*What is required*.
Write out all lines holding the word "title".
━━ Supplied data ━━
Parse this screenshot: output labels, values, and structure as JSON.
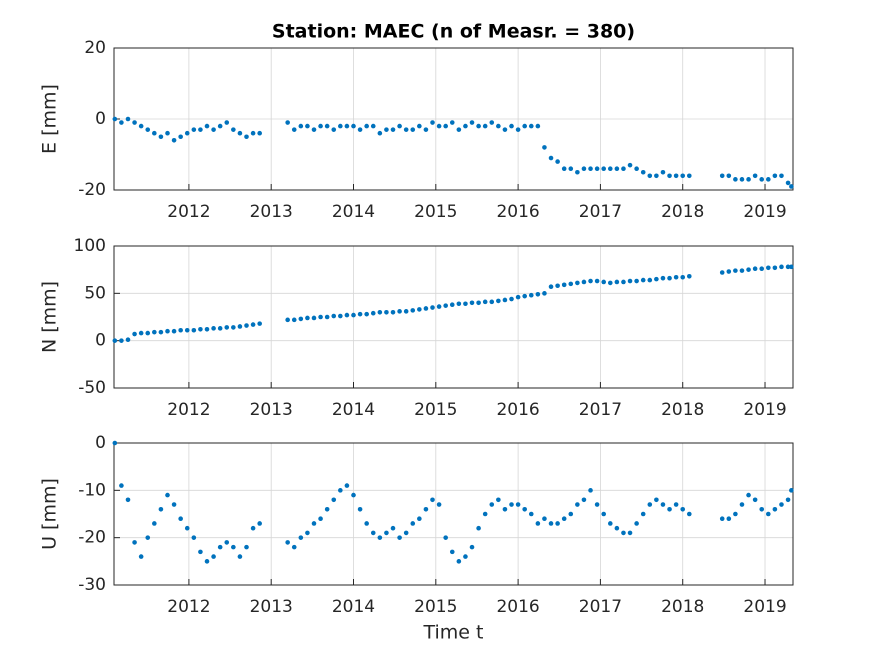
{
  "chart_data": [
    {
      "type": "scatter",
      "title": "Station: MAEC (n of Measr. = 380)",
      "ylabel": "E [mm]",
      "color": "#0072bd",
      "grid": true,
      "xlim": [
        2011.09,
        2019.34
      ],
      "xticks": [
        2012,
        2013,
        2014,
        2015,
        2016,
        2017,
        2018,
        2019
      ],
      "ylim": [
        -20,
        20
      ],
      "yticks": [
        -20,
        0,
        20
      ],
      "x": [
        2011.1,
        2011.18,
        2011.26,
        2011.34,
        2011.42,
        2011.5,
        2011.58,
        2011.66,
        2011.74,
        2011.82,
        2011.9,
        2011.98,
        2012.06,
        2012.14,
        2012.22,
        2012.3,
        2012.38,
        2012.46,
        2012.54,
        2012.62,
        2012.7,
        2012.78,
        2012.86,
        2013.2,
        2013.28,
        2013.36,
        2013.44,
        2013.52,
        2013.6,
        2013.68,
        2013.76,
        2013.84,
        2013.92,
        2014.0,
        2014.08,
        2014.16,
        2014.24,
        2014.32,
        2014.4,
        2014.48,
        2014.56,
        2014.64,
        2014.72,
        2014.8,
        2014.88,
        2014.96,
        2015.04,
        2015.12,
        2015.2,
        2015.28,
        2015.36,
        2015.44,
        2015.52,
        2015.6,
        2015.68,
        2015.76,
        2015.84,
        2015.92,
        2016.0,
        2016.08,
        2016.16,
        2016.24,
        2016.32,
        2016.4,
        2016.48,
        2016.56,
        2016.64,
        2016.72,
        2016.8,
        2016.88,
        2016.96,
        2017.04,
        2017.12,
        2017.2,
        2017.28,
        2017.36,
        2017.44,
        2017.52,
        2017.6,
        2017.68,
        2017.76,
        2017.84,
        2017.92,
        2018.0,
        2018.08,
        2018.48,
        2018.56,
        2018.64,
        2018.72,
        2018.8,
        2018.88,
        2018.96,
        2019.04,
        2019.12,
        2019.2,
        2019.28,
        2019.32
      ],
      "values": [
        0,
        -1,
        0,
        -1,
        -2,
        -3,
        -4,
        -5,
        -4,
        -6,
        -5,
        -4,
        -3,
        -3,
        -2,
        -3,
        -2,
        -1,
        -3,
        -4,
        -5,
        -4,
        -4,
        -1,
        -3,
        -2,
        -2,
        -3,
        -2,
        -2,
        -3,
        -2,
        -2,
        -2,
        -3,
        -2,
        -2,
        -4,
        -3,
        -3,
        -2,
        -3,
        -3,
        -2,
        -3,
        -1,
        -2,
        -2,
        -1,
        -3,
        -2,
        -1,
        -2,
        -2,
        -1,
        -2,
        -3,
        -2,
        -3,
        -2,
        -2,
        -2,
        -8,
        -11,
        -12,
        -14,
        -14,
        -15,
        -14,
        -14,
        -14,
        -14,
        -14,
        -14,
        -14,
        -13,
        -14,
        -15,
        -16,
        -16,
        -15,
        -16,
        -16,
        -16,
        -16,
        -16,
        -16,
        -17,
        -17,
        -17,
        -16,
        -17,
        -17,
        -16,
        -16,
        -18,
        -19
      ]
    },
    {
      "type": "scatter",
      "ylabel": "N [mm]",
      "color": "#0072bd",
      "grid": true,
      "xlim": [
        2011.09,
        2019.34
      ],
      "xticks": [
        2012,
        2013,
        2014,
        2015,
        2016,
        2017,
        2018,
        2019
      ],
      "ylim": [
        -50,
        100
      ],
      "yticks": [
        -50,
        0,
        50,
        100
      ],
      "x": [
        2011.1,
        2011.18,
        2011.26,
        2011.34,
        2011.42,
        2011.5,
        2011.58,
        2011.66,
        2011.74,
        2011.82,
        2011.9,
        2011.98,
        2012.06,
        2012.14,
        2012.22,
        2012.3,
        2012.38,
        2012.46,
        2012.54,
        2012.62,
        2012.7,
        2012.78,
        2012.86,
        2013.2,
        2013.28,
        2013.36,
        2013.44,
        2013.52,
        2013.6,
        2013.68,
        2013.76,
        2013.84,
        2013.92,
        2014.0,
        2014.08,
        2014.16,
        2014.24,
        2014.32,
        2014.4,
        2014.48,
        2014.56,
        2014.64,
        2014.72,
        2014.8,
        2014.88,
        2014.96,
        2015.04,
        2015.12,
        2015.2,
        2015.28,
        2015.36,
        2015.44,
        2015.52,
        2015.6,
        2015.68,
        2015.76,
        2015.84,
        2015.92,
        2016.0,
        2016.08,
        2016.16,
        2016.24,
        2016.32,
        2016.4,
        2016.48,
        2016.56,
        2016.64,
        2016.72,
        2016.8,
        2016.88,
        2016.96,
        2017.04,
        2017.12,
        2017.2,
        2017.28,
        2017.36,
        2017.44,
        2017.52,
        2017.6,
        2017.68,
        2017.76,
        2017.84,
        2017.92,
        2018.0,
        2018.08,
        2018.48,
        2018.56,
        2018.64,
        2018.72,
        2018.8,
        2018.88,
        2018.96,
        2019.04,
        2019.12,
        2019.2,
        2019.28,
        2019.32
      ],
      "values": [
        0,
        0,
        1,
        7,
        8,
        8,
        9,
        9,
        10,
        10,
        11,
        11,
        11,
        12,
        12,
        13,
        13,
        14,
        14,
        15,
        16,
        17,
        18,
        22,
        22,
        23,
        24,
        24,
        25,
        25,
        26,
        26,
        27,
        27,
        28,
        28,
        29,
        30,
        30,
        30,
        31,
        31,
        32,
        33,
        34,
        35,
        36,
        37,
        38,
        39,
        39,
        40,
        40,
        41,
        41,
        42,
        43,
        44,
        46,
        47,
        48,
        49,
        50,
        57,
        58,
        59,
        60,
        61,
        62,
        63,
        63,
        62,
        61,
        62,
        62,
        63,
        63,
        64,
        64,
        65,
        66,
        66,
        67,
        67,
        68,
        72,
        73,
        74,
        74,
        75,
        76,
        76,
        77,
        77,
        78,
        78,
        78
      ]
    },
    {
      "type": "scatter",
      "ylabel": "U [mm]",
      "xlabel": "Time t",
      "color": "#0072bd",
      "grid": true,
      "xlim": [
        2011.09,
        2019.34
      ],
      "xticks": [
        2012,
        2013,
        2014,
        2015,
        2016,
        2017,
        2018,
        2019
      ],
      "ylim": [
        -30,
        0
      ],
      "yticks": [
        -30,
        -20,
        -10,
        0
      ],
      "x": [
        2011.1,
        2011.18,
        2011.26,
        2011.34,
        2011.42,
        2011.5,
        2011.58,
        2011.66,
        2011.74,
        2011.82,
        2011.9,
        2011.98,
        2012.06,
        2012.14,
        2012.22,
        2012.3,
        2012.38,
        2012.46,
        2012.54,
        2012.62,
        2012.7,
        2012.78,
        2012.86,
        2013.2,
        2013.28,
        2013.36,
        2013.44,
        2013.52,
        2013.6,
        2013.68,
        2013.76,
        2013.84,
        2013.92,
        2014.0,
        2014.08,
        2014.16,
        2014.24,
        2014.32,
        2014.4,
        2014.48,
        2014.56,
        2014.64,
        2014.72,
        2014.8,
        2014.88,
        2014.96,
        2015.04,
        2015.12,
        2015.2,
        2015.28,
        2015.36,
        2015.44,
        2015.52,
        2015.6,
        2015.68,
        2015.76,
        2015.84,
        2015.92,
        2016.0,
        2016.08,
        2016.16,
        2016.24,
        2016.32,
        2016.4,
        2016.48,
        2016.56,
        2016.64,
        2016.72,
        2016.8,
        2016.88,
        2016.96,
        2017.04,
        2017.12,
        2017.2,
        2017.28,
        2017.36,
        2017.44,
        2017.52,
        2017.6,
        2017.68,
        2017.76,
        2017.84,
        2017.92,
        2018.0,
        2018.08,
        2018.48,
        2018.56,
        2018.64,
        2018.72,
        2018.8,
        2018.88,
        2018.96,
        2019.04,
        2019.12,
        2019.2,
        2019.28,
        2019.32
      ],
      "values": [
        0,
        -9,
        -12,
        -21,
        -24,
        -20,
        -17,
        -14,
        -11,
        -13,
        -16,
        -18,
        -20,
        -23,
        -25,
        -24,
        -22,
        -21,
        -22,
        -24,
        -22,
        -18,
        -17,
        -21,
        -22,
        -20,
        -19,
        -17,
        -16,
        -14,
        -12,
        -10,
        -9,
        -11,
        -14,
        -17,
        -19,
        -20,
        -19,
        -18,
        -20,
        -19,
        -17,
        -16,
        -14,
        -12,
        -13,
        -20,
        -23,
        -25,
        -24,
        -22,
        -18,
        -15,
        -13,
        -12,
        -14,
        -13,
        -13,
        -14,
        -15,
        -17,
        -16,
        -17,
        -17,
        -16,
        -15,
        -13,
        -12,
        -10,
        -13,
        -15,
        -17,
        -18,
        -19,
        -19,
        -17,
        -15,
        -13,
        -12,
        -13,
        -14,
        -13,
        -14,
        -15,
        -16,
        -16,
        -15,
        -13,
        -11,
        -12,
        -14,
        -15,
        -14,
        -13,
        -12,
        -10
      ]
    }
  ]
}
━━━
━━ Supplied data ━━
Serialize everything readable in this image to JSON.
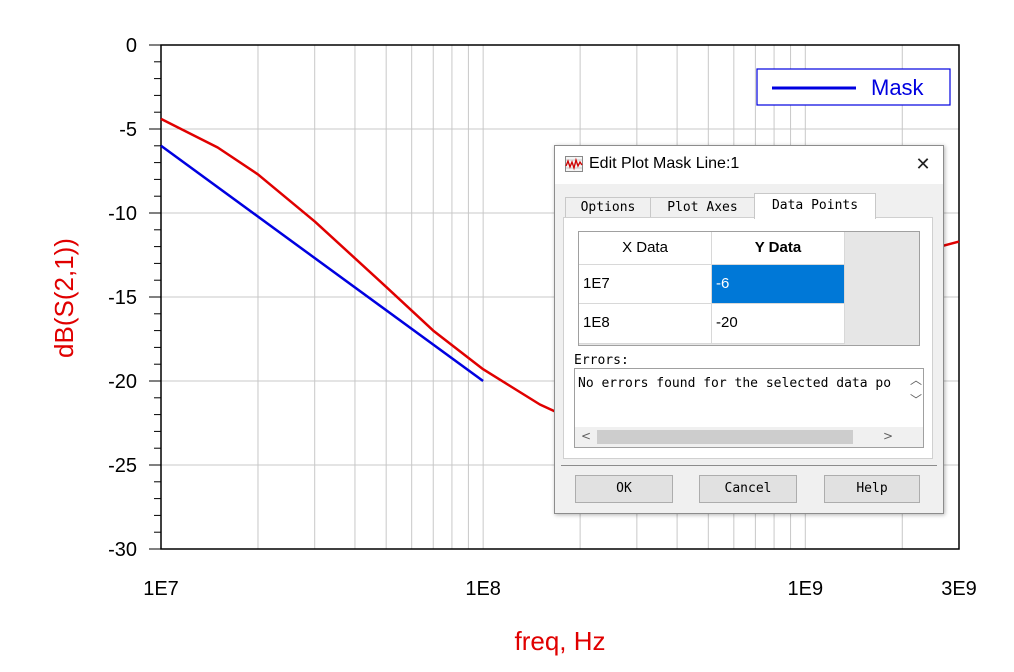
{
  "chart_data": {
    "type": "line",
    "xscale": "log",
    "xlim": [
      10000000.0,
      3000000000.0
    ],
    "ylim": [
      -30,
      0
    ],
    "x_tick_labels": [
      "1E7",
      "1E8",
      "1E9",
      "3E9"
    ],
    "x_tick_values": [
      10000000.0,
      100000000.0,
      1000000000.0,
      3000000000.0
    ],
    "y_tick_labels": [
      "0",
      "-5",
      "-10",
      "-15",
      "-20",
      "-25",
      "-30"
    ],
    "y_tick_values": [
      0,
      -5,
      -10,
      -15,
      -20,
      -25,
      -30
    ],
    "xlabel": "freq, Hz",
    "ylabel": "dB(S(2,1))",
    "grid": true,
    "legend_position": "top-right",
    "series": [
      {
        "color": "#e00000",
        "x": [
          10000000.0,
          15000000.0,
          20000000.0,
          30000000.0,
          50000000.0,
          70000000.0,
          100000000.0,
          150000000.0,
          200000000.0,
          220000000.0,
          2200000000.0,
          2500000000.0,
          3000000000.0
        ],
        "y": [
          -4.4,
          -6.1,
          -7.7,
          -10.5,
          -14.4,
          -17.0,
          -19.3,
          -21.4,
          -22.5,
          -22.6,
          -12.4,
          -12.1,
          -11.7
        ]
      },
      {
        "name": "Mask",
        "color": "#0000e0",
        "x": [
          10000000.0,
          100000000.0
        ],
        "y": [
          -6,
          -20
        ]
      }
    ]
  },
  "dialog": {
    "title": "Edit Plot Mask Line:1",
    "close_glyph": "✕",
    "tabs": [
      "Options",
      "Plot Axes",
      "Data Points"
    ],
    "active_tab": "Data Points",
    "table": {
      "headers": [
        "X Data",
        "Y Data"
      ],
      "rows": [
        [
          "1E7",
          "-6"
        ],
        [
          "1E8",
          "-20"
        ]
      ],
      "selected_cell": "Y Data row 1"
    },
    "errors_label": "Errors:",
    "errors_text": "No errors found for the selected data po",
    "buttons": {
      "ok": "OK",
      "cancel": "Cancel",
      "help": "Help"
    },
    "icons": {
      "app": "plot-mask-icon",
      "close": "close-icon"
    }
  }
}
━━━
*Complete output*.
      "title": "Station: MAEC (n of Measr. = 380)",
    "title": "Edit Plot Mask Line:1",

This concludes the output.